##### Study text #####

Centauros de La Guaira – No. 45
- Pitcher
- Born: July 10, 1987 (age 39) Caracas, Venezuela
- Batted: RightThrew: Right

MLB debut
- September 7, 2010, for the Chicago White Sox

Last MLB appearance
- April 27, 2018, for the Chicago White Sox

MLB statistics
- Win–loss record: 3–2
- Earned run average: 3.56
- Strikeouts: 60
- Stats at Baseball Reference

Teams
- Chicago White Sox (2010, 2017–2018);

= Gregory Infante =

Venezuelan baseball player (born 1987)

Gregory Alexander Infante (born July 10, 1987) is a Venezuelan professional baseball pitcher for the Centauros de La Guaira of the Venezuelan Major League. He played in Major League Baseball (MLB) for the Chicago White Sox.

==Professional career==

===Chicago White Sox===
Infante was signed by the Chicago White Sox as an international free agent in 2006. He was called up to the majors for the first time on September 1, 2010 and made his Major League debut in relief against the Detroit Tigers on September 7, 2010. In five games with the White Sox, he pitched 42/3 scoreless innings, allowing only 2 hits. Infante was released on August 30, 2012.

===Los Angeles Dodgers===
He signed with the Los Angeles Dodgers as a minor league free agent in November 2012 and was assigned to the Double-A Chattanooga Lookouts. He made 27 relief appearances with the Lookouts and was 1–1 with a 3.35 ERA. He was then promoted to Triple-A Albuquerque, where he made one appearance and allowed 3 runs in 2 innings. He was released on July 9, 2012.

===Toronto Blue Jays===
Infante signed a minor league deal with the Toronto Blue Jays in December 2013. He spent time with the Double-A New Hampshire Fisher Cats, and Triple-A Buffalo Bisons in 2014.

Infante signed another minor league deal with the Blue Jays on October 29, 2014, which included an invitation to spring training.

##### Dataset excerpts #####

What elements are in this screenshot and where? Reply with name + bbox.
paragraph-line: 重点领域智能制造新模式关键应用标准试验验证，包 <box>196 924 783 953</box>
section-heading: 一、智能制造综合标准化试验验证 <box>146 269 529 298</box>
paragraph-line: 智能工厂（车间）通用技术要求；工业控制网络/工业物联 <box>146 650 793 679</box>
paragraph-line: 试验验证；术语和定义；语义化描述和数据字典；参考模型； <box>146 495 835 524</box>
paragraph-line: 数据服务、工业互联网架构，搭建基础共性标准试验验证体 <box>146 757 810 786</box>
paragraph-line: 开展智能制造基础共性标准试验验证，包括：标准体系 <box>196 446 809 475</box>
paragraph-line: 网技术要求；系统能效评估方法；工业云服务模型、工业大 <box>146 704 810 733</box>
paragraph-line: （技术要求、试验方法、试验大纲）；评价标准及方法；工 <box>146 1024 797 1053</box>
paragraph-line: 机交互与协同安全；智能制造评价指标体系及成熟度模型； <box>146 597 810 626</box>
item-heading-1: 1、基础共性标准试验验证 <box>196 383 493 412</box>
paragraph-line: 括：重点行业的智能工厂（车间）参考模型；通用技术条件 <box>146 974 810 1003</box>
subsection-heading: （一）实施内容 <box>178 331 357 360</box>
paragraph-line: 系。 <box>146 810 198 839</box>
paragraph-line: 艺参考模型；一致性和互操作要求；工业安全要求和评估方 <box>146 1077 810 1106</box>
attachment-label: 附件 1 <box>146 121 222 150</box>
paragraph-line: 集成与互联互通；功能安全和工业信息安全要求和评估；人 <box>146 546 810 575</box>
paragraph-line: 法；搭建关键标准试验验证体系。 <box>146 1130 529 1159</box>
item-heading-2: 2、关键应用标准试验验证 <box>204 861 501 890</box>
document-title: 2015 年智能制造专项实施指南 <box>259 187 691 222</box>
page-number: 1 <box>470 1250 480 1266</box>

#####

__Work order A__
Summarize the text on Gregory Infante in two sentences.
__Work order B__
Continue the text on Gregory Infante's career from the point where it ends.

__Exercise answer A__
Gregory Alexander Infante, born July 10, 1987, in Caracas, is a Venezuelan professional baseball pitcher for the Centauros de La Guaira who played in Major League Baseball for the Chicago White Sox. The White Sox signed him as an international free agent in 2006, and he debuted in relief against the Detroit Tigers on September 7, 2010, before later signing minor league deals with the Los Angeles Dodgers and the Toronto Blue Jays.

__Exercise answer B__
===Philadelphia Phillies===
On December 14, 2015, Infante signed a minor league contract with the Philadelphia Phillies with an invitation to spring training. He made 39 appearances split between the Double–A Reading Fightin Phils and Triple–A Lehigh Valley IronPigs, accumulating a 6–3 record and 5.11 ERA with 65 strikeouts across 61 2/3 innings of work. Infante elected free agency following the season on November 7, 2016.

===Chicago White Sox (second stint)===
On March 25, 2017, Infante signed a minor league contract to return to the Chicago White Sox organization. On May 15, the White Sox selected Infante's contract, adding him to their active roster. He made 52 appearances for Chicago and posted a 3.13 ERA with 49 strikeouts in 54 2/3 innings pitched.

In 2018, Infante spent most of the year in the minor leagues and posted an 8.00 ERA in 10 big league games. On June 15, 2018, he was removed from the 40–man roster and sent outright to the Triple–A Charlotte Knights. Infante elected free agency following the season on November 2.

===Baltimore Orioles===
On January 7, 2019, Infante signed a minor league deal with the Baltimore Orioles. He was released by the Orioles organization on March 31.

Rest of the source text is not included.